The problem: Look through the material below and count the lines with the string "Photometric". Report only the count.

Given entries:
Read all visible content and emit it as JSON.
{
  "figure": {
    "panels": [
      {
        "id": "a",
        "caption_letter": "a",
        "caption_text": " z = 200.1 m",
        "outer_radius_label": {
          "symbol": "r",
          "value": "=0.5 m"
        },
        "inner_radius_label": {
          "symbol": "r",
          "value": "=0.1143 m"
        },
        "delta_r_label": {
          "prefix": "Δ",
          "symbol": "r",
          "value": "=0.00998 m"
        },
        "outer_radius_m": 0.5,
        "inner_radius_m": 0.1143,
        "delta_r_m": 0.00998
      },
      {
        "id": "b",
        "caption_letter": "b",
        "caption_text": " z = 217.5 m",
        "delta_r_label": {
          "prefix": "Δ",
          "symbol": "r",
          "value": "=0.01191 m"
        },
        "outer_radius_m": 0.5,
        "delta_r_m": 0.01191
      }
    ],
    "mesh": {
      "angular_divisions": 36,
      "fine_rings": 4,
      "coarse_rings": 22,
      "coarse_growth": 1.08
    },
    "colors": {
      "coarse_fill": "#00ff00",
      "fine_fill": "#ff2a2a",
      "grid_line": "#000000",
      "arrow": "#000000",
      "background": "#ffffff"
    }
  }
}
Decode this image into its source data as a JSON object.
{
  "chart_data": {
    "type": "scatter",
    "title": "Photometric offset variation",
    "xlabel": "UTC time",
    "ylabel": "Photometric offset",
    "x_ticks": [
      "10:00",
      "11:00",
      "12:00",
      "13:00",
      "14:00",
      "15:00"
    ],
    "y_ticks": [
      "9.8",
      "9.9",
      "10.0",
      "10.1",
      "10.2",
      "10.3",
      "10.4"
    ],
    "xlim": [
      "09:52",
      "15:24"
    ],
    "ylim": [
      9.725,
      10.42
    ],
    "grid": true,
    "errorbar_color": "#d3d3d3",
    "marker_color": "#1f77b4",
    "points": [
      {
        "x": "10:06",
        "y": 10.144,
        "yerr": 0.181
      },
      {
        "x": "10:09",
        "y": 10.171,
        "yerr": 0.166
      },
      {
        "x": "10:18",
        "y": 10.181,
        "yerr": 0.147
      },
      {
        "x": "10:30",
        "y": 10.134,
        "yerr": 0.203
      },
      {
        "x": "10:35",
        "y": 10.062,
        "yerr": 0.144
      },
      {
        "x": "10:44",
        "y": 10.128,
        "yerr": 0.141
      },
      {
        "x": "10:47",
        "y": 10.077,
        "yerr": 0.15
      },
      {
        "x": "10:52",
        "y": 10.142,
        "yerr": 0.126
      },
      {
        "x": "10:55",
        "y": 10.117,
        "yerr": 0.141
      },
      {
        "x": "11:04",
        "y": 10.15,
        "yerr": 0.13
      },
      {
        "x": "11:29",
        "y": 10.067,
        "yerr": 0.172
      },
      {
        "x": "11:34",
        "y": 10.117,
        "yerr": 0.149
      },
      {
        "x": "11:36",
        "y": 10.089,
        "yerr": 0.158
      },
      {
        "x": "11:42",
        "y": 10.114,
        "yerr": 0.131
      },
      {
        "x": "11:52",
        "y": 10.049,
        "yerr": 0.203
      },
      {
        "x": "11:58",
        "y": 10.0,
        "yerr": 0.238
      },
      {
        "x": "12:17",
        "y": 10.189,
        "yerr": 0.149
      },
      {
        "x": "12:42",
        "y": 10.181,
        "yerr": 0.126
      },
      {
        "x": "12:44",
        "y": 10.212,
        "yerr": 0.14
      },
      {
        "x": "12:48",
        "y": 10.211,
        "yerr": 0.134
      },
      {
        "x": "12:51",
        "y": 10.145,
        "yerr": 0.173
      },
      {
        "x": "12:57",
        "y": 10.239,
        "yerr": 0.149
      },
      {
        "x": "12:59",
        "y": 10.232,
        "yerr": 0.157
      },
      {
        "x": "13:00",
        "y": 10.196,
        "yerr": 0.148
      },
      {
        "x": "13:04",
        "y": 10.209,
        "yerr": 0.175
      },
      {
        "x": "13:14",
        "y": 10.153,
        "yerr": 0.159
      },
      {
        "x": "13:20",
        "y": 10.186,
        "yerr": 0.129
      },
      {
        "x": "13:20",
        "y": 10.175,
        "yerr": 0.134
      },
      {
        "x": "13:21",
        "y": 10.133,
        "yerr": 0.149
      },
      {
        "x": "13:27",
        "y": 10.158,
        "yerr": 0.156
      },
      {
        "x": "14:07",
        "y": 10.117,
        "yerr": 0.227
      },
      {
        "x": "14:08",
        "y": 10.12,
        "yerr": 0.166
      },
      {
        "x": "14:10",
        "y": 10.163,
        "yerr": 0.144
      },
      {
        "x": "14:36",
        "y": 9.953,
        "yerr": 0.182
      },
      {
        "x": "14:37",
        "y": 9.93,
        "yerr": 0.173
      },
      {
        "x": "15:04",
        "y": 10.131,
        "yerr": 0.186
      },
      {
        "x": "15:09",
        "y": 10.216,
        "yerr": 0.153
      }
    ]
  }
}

Written solution: 2